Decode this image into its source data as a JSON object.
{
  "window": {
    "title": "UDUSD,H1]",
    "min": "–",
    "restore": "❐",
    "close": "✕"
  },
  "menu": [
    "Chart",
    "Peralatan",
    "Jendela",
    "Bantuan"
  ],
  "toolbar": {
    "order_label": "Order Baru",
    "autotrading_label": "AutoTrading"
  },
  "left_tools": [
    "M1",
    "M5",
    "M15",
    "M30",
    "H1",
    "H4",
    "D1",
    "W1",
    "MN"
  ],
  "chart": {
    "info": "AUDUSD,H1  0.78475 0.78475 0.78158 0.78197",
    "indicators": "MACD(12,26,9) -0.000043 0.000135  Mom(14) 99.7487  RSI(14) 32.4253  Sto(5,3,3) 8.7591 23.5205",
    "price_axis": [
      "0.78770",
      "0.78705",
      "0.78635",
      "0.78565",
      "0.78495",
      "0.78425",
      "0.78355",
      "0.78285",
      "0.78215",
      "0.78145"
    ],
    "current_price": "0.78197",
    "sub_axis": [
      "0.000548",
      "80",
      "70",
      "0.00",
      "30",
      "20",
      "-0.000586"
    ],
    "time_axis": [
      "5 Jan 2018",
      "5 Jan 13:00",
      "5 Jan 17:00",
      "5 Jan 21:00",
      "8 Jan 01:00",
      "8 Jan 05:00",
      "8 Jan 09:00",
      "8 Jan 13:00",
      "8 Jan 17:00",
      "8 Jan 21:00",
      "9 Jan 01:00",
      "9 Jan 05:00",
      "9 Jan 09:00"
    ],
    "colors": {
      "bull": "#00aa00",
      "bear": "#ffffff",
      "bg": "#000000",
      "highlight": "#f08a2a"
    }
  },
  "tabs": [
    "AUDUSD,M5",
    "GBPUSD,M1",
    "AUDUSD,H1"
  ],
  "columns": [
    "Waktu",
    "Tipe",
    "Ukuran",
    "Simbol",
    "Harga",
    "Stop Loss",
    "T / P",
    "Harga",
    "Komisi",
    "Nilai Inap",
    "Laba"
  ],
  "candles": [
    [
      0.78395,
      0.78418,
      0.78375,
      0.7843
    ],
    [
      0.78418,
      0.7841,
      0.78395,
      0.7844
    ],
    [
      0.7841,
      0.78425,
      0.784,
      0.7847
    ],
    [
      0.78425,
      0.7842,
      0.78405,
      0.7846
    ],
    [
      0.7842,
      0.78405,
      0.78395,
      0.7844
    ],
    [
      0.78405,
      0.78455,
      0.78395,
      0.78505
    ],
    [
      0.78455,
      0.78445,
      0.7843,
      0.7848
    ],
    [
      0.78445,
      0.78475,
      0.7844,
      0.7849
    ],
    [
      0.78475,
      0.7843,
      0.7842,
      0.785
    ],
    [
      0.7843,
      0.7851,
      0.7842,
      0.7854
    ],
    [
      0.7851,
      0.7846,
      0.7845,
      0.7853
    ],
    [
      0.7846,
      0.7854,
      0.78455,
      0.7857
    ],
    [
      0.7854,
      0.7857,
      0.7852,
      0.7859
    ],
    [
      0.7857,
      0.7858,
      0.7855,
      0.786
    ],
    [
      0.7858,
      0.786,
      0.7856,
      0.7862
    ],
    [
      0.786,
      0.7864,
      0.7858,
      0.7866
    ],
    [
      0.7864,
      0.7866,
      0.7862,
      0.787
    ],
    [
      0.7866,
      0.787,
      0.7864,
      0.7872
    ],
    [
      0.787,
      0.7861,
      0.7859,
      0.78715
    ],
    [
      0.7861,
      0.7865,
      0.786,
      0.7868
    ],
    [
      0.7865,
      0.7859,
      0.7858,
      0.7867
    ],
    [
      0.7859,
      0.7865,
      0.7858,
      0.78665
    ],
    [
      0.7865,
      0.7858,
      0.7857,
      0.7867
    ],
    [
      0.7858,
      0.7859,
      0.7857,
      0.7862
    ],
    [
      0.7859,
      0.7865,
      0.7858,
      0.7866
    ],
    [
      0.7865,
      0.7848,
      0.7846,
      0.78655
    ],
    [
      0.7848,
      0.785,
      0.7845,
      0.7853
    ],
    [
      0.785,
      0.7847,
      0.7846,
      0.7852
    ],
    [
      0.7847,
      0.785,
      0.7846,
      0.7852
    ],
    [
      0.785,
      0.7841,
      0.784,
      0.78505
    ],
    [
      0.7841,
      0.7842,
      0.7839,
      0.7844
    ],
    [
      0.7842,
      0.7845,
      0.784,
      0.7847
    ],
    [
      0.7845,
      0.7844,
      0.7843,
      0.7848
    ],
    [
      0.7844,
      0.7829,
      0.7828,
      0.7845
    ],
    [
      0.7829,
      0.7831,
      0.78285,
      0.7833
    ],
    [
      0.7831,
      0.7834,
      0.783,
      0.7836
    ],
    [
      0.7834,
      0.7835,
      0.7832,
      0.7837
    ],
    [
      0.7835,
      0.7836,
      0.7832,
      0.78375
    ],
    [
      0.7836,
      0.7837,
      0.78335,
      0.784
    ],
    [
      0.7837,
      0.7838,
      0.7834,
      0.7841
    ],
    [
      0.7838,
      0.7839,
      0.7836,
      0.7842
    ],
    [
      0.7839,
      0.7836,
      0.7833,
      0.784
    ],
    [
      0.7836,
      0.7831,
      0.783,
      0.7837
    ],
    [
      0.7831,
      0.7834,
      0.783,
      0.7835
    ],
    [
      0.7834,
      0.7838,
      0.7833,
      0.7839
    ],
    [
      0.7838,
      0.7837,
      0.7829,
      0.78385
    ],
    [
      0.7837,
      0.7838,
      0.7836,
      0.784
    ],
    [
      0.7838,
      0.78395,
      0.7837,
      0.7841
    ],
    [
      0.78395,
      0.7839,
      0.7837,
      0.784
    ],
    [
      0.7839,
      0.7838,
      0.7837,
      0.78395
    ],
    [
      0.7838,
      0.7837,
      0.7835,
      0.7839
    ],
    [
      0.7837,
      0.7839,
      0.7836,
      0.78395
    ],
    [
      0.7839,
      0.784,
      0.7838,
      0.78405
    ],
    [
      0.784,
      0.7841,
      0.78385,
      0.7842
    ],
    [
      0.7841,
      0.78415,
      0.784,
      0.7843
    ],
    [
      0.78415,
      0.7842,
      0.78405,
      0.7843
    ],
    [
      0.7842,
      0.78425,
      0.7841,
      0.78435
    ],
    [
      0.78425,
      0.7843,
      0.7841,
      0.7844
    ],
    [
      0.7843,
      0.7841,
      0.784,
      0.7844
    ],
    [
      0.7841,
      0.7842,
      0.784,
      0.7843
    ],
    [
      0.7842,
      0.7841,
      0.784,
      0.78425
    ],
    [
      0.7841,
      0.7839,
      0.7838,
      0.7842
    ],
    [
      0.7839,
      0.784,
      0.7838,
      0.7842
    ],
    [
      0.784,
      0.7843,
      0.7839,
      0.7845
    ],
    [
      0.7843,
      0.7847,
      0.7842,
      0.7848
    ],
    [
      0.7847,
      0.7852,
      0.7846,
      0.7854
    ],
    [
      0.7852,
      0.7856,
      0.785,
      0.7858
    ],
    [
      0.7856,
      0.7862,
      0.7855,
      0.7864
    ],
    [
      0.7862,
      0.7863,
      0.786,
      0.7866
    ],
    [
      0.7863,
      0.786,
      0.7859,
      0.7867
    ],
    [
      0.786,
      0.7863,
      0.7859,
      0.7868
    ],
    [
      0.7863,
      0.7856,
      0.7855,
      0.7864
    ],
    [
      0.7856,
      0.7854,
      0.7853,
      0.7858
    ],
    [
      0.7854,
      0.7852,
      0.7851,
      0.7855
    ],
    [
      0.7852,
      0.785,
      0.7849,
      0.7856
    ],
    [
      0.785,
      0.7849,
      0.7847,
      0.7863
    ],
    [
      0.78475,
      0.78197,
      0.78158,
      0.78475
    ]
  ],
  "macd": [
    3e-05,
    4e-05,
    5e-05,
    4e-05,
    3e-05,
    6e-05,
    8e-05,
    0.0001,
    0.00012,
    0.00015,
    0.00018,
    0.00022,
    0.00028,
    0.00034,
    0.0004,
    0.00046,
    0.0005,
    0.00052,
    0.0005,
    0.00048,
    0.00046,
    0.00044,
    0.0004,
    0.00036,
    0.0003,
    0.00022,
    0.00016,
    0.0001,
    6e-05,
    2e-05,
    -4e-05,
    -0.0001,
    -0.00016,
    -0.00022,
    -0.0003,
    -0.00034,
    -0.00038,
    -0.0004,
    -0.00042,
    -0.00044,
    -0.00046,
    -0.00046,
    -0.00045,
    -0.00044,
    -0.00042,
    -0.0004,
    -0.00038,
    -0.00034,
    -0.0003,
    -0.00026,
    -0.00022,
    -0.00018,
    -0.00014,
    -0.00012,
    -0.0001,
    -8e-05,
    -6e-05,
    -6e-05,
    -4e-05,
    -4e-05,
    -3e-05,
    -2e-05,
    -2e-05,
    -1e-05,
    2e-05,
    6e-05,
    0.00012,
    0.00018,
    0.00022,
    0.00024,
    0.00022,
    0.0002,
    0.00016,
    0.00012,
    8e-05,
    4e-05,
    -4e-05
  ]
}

*****

● **The request**
List the lines of the material in which the word "AUDUSD" occurs.

● **Exercise result**
    "info": "AUDUSD,H1  0.78475 0.78475 0.78158 0.78197",
    "AUDUSD,M5",
    "AUDUSD,H1"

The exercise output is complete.